• _What the task asks_: Reproduce the listing word for word, starting with its first line and going on through the line containing "- y-tick-label: 40: [133, 587, 171, 626]", with that line included.

• _Material provided_:
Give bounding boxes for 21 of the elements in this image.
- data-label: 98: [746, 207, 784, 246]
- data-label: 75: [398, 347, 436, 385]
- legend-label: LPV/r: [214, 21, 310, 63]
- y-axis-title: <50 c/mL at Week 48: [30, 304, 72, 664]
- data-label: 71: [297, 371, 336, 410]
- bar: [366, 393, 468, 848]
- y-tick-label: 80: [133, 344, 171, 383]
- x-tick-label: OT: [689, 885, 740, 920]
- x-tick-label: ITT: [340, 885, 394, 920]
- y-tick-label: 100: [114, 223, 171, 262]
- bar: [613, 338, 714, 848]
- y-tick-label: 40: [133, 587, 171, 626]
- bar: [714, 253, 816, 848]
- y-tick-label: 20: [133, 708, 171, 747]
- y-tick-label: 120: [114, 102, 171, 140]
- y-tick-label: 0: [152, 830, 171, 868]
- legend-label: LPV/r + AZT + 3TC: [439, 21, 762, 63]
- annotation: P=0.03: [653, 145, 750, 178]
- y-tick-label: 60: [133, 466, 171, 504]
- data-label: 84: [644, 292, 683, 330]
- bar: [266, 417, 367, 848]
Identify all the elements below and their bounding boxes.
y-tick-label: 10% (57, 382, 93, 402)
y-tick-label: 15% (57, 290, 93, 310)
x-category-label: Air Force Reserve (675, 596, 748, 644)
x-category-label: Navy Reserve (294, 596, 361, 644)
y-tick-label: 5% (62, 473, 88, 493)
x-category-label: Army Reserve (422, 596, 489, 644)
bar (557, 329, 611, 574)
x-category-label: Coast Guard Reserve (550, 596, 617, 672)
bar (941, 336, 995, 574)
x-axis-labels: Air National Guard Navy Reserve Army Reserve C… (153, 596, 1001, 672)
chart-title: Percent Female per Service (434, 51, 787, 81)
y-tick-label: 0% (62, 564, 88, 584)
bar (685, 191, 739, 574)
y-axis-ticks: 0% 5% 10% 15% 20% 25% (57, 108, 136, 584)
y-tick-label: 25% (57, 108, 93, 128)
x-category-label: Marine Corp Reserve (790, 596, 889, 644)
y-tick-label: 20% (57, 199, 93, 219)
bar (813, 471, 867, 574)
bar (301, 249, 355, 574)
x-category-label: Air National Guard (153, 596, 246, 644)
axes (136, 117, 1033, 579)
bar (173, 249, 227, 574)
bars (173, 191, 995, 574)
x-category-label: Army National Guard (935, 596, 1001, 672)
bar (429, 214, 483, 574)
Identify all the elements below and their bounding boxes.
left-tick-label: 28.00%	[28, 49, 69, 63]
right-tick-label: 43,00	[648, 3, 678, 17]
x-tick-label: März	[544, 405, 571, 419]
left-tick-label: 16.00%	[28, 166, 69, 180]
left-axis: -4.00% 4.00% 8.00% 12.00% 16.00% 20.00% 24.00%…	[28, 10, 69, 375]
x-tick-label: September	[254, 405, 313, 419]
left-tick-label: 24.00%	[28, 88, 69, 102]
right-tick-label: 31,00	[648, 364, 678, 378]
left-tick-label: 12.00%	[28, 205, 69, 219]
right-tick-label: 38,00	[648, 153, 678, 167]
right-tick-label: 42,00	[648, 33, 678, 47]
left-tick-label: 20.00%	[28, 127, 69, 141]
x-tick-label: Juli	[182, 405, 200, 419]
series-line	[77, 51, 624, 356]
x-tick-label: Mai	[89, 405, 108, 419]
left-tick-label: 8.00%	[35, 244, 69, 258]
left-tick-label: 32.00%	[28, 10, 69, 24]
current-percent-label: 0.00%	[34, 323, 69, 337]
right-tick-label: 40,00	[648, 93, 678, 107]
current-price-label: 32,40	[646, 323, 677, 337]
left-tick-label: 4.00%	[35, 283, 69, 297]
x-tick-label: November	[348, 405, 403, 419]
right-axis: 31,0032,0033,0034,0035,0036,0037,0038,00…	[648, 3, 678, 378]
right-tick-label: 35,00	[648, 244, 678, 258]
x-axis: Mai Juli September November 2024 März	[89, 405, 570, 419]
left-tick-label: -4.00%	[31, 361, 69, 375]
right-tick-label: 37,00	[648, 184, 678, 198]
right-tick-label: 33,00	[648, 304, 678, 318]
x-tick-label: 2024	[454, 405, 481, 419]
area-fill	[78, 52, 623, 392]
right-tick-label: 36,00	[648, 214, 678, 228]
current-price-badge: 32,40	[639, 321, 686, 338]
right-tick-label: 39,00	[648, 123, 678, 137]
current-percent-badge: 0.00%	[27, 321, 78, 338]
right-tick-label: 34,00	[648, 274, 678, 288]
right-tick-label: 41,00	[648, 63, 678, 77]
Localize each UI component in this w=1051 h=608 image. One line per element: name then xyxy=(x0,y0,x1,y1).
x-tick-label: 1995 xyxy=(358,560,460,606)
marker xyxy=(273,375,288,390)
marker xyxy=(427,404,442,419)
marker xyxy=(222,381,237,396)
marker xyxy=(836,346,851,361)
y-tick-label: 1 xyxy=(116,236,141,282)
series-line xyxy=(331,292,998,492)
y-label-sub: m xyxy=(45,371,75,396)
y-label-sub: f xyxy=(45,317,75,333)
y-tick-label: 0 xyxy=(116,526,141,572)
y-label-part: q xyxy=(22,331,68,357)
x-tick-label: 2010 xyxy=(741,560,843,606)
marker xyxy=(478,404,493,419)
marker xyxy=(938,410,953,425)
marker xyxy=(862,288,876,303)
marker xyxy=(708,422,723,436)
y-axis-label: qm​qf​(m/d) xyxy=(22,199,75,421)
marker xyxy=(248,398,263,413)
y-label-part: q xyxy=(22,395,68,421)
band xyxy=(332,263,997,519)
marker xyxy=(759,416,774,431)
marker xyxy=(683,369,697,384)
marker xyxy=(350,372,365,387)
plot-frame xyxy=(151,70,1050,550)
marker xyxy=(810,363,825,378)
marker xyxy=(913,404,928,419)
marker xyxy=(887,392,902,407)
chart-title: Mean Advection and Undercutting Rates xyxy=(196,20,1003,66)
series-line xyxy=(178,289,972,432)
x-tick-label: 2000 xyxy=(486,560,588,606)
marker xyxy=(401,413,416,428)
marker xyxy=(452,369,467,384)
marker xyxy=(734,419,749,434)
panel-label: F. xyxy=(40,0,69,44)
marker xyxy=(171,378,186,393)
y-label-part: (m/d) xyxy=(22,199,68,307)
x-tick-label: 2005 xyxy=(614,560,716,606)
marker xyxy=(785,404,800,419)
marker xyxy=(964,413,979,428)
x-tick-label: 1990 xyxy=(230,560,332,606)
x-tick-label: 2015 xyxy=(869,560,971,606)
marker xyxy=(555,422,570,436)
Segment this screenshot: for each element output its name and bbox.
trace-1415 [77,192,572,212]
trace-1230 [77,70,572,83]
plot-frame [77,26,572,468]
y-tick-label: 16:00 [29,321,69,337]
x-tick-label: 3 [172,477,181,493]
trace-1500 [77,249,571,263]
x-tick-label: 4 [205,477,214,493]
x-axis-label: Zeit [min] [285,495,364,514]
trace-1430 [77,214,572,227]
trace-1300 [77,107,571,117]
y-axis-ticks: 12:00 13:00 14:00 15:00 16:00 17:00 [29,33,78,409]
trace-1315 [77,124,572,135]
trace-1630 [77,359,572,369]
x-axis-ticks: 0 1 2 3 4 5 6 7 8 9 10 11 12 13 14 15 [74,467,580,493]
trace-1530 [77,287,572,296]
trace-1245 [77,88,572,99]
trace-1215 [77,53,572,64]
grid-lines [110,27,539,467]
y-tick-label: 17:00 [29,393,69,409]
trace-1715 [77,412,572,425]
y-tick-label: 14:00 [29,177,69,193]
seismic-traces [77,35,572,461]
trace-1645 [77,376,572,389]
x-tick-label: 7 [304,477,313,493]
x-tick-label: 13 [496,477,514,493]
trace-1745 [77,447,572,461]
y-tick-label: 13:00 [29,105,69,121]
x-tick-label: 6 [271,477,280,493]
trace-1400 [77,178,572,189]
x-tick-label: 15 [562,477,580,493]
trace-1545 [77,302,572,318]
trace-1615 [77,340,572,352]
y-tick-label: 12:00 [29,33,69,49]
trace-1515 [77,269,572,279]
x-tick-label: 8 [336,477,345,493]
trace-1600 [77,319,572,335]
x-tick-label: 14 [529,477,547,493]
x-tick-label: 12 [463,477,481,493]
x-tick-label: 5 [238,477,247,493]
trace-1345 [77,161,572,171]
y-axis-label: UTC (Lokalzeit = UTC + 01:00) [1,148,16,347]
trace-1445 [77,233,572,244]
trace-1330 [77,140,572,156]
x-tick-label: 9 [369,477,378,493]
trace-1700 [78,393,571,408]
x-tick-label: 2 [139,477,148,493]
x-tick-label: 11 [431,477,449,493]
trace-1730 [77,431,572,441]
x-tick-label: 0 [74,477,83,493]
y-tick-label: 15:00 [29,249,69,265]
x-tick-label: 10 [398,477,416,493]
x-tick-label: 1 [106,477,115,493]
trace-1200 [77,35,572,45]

• _Result of this exercise_:
Give bounding boxes for 21 of the elements in this image.
- data-label: 98: [746, 207, 784, 246]
- data-label: 75: [398, 347, 436, 385]
- legend-label: LPV/r: [214, 21, 310, 63]
- y-axis-title: <50 c/mL at Week 48: [30, 304, 72, 664]
- data-label: 71: [297, 371, 336, 410]
- bar: [366, 393, 468, 848]
- y-tick-label: 80: [133, 344, 171, 383]
- x-tick-label: OT: [689, 885, 740, 920]
- x-tick-label: ITT: [340, 885, 394, 920]
- y-tick-label: 100: [114, 223, 171, 262]
- bar: [613, 338, 714, 848]
- y-tick-label: 40: [133, 587, 171, 626]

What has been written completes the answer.